▸ **Records provided**
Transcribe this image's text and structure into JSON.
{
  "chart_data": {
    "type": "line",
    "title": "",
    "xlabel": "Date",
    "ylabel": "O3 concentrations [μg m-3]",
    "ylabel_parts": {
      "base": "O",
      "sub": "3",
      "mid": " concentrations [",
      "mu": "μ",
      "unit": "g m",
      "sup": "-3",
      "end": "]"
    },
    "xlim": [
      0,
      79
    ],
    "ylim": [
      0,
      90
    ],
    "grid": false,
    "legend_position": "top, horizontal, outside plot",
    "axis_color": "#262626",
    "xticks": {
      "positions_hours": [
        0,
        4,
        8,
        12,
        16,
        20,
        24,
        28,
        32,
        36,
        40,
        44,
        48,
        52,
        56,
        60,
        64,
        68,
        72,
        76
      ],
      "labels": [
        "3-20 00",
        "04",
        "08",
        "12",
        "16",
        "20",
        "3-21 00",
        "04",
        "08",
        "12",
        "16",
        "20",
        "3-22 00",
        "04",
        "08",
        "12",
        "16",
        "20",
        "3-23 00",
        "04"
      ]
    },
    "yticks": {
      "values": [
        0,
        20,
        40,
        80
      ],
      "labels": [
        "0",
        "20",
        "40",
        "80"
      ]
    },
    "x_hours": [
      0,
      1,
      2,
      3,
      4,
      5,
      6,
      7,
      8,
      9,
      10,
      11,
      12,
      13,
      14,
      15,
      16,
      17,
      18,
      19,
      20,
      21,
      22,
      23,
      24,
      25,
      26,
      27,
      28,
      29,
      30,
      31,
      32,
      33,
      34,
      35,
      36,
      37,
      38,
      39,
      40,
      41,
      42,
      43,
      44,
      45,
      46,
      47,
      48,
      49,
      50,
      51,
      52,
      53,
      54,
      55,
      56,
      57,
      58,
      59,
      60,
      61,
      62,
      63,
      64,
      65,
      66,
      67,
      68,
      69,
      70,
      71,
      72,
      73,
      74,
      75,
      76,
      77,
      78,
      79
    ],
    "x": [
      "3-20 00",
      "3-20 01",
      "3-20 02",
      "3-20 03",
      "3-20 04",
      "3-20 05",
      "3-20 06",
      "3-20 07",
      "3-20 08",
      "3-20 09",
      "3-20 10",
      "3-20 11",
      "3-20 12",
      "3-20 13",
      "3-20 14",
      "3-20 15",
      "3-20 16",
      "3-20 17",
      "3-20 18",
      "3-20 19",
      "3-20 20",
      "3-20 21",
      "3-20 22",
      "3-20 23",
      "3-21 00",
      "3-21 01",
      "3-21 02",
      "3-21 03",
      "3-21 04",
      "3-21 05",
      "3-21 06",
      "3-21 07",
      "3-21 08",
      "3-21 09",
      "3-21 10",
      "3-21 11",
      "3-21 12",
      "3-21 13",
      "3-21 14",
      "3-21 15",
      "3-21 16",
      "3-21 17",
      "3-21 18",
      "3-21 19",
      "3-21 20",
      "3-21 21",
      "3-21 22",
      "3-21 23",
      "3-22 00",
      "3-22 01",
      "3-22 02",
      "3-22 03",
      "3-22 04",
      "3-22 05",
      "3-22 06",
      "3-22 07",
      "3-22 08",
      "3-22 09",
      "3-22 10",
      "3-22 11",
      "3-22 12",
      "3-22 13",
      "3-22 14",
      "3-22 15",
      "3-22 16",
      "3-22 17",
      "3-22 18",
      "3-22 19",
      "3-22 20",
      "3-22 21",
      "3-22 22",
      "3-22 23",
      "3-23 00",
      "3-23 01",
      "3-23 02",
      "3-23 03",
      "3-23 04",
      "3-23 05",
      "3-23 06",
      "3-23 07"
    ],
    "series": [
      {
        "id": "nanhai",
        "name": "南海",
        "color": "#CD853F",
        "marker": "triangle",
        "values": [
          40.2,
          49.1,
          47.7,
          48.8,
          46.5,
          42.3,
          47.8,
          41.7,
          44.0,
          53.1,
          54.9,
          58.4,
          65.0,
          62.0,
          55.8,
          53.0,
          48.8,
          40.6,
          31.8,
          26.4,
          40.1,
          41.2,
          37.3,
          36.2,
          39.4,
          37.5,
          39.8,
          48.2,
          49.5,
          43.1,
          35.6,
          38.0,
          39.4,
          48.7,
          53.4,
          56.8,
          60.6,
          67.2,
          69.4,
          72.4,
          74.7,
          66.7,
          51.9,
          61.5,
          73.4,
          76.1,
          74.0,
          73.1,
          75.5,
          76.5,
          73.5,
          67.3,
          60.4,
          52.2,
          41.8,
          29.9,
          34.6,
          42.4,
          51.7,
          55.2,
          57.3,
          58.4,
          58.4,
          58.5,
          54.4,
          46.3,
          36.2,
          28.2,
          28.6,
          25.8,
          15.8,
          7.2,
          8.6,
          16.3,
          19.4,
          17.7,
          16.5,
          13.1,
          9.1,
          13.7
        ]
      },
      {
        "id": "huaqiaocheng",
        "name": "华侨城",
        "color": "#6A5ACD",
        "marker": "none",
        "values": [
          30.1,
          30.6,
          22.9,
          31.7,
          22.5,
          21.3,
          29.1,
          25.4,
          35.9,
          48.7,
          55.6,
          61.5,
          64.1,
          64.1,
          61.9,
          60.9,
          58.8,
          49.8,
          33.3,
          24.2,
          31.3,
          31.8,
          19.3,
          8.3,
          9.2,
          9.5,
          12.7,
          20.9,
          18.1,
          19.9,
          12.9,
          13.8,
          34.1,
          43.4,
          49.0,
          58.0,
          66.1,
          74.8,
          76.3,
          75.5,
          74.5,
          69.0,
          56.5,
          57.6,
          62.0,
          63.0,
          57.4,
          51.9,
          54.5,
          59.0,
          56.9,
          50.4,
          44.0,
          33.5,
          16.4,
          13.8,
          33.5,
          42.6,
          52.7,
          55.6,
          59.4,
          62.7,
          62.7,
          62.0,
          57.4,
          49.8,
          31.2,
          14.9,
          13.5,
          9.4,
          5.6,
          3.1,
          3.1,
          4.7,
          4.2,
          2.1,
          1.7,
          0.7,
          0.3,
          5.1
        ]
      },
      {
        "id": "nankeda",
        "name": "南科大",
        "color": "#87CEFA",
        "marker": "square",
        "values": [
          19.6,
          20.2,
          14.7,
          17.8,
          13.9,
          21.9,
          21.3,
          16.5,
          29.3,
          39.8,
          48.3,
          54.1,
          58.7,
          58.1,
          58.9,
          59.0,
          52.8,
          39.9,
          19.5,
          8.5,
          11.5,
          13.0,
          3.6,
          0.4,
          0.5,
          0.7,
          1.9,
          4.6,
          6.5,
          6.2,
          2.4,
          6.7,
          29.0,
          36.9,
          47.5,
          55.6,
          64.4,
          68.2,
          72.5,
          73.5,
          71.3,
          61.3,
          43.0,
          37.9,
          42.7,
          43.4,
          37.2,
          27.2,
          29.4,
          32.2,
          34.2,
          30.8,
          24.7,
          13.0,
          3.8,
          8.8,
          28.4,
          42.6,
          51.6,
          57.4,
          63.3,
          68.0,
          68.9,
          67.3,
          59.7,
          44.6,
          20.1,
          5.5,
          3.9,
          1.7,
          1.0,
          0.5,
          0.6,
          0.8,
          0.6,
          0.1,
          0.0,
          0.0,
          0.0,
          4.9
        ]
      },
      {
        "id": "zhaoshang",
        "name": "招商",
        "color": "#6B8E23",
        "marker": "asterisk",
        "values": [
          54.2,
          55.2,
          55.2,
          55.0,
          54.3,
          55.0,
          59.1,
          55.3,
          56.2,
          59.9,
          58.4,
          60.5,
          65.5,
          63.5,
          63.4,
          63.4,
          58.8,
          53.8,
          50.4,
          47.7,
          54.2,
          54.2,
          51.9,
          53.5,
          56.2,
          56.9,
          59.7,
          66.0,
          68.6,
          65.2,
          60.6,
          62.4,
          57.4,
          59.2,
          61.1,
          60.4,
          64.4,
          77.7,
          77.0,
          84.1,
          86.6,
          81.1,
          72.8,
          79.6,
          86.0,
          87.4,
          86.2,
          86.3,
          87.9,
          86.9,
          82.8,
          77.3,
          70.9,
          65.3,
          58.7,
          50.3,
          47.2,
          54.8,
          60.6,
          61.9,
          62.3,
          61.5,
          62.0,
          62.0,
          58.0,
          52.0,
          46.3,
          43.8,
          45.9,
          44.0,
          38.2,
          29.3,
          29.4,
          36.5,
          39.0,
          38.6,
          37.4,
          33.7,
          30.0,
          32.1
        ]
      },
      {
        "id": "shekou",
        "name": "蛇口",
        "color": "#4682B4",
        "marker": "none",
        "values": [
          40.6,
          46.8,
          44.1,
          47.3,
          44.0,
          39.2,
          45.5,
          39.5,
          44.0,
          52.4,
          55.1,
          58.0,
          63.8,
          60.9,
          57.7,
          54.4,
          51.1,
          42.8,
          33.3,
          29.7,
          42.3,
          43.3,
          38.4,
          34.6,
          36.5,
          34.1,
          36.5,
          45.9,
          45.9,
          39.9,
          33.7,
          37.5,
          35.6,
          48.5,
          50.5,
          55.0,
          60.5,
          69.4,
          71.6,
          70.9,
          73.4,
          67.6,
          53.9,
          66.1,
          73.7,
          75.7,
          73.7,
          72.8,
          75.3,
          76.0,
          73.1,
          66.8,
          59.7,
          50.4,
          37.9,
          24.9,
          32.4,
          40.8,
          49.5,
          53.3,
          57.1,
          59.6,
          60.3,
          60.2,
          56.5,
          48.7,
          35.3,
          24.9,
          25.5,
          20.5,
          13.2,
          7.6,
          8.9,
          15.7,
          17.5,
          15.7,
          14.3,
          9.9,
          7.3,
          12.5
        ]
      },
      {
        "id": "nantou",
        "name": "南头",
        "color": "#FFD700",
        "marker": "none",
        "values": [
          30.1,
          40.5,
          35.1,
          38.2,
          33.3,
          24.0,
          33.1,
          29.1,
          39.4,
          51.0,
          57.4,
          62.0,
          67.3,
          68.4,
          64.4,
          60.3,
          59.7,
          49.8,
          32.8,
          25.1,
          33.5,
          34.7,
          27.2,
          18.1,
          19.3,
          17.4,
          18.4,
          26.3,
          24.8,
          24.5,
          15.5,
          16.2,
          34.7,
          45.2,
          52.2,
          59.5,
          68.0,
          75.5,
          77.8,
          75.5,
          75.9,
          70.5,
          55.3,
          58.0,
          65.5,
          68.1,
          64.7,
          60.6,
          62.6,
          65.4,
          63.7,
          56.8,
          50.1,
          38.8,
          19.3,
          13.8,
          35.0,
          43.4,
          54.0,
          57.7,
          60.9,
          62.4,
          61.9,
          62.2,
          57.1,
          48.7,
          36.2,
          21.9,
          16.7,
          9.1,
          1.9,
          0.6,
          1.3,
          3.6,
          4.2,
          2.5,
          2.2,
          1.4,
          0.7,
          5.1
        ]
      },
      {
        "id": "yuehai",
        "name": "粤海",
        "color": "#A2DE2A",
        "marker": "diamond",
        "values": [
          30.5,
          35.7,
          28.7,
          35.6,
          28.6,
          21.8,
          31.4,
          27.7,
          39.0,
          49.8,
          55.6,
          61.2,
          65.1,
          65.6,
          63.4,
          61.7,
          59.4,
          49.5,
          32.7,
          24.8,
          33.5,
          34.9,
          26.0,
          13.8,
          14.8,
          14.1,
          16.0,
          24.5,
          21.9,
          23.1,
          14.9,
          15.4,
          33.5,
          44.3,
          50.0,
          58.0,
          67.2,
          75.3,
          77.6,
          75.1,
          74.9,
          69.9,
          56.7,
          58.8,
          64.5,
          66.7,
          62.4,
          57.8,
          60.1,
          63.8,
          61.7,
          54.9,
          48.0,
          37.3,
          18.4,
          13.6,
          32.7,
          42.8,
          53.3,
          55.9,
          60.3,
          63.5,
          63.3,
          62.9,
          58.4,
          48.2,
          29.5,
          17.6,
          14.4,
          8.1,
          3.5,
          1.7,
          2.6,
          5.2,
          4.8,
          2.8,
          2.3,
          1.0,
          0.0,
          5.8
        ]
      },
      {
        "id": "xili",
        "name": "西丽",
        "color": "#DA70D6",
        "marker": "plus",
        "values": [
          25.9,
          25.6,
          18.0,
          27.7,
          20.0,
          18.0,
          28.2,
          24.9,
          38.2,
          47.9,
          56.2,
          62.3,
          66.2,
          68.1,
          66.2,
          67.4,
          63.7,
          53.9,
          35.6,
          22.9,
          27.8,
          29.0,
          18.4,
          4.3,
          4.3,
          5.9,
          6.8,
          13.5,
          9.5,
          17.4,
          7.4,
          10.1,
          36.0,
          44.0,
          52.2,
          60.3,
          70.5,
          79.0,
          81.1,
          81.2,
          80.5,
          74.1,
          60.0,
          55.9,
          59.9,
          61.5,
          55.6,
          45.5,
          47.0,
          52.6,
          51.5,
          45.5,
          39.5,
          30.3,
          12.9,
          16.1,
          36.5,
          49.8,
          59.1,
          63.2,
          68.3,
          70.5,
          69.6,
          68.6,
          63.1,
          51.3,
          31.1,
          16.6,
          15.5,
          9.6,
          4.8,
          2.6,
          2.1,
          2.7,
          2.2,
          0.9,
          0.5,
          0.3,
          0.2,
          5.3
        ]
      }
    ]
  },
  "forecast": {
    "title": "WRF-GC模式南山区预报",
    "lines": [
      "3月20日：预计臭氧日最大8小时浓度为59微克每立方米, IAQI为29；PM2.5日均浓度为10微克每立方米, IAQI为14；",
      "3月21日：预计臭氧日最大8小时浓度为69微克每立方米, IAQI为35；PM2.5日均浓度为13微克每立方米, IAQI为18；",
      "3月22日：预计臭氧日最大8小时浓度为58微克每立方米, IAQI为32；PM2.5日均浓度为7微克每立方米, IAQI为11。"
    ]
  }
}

▸ **Exercise instructions**
Your answer should be a single number: the count of lines in the material above that contain "concentrations".

▸ **Written solution**
2